**PROBLEM REQUIREMENTS**
Work out how many lines of the data hold the string "doute", and reply with that number alone.

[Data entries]
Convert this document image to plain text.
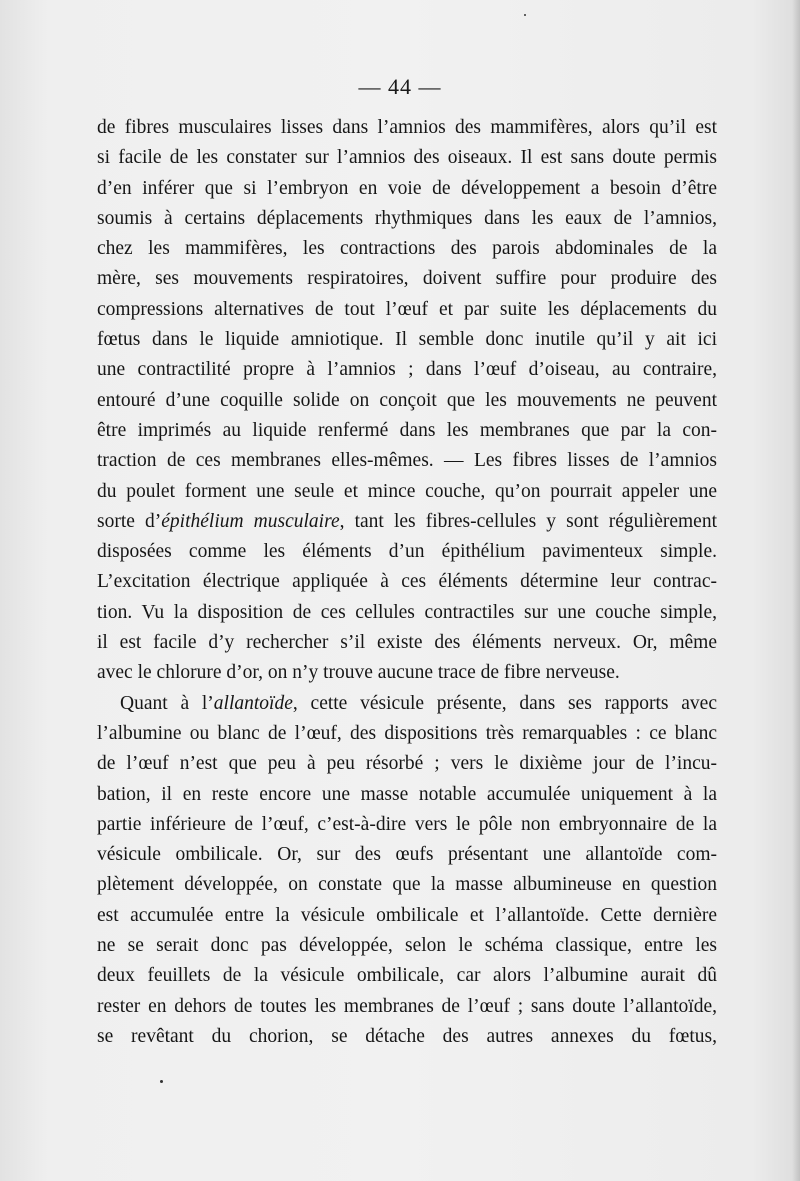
— 44 —
de fibres musculaires lisses dans l’amnios des mammifères, alors qu’il est
si facile de les constater sur l’amnios des oiseaux. Il est sans doute permis
d’en inférer que si l’embryon en voie de développement a besoin d’être
soumis à certains déplacements rhythmiques dans les eaux de l’amnios,
chez les mammifères, les contractions des parois abdominales de la
mère, ses mouvements respiratoires, doivent suffire pour produire des
compressions alternatives de tout l’œuf et par suite les déplacements du
fœtus dans le liquide amniotique. Il semble donc inutile qu’il y ait ici
une contractilité propre à l’amnios ; dans l’œuf d’oiseau, au contraire,
entouré d’une coquille solide on conçoit que les mouvements ne peuvent
être imprimés au liquide renfermé dans les membranes que par la con-
traction de ces membranes elles-mêmes. — Les fibres lisses de l’amnios
du poulet forment une seule et mince couche, qu’on pourrait appeler une
sorte d’épithélium musculaire, tant les fibres-cellules y sont régulièrement
disposées comme les éléments d’un épithélium pavimenteux simple.
L’excitation électrique appliquée à ces éléments détermine leur contrac-
tion. Vu la disposition de ces cellules contractiles sur une couche simple,
il est facile d’y rechercher s’il existe des éléments nerveux. Or, même
avec le chlorure d’or, on n’y trouve aucune trace de fibre nerveuse.
Quant à l’allantoïde, cette vésicule présente, dans ses rapports avec
l’albumine ou blanc de l’œuf, des dispositions très remarquables : ce blanc
de l’œuf n’est que peu à peu résorbé ; vers le dixième jour de l’incu-
bation, il en reste encore une masse notable accumulée uniquement à la
partie inférieure de l’œuf, c’est-à-dire vers le pôle non embryonnaire de la
vésicule ombilicale. Or, sur des œufs présentant une allantoïde com-
plètement développée, on constate que la masse albumineuse en question
est accumulée entre la vésicule ombilicale et l’allantoïde. Cette dernière
ne se serait donc pas développée, selon le schéma classique, entre les
deux feuillets de la vésicule ombilicale, car alors l’albumine aurait dû
rester en dehors de toutes les membranes de l’œuf ; sans doute l’allantoïde,
se revêtant du chorion, se détache des autres annexes du fœtus,
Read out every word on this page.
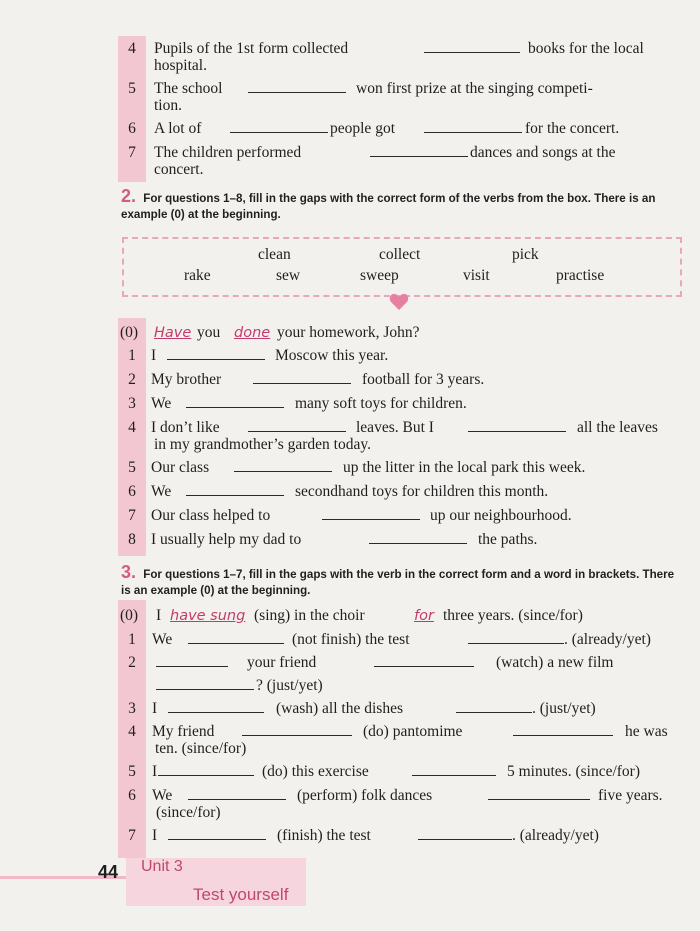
4 Pupils of the 1st form collected	books for the local
hospital.
5 The school	won first prize at the singing competi-
tion.
6 A lot of	people got	for the concert.
7 The children performed	dances and songs at the
concert.
2. For questions 1–8, fill in the gaps with the correct form of the verbs from the box. There is an example (0) at the beginning.
clean	collect	pick
rake	sew	sweep	visit	practise
(0) Have you done your homework, John?
1 I	Moscow this year.
2 My brother	football for 3 years.
3 We	many soft toys for children.
4 I don’t like	leaves. But I	all the leaves
in my grandmother’s garden today.
5 Our class	up the litter in the local park this week.
6 We	secondhand toys for children this month.
7 Our class helped to	up our neighbourhood.
8 I usually help my dad to	the paths.
3. For questions 1–7, fill in the gaps with the verb in the correct form and a word in brackets. There is an example (0) at the beginning.
(0) I have sung (sing) in the choir	for three years. (since/for)
1 We	(not finish) the test	. (already/yet)
2	your friend	(watch) a new film
? (just/yet)
3 I	(wash) all the dishes	. (just/yet)
4 My friend	(do) pantomime	he was
ten. (since/for)
5 I	(do) this exercise	5 minutes. (since/for)
6 We	(perform) folk dances	five years.
(since/for)
7 I	(finish) the test	. (already/yet)
44 Unit 3
Test yourself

**TASK RESPONSE**
2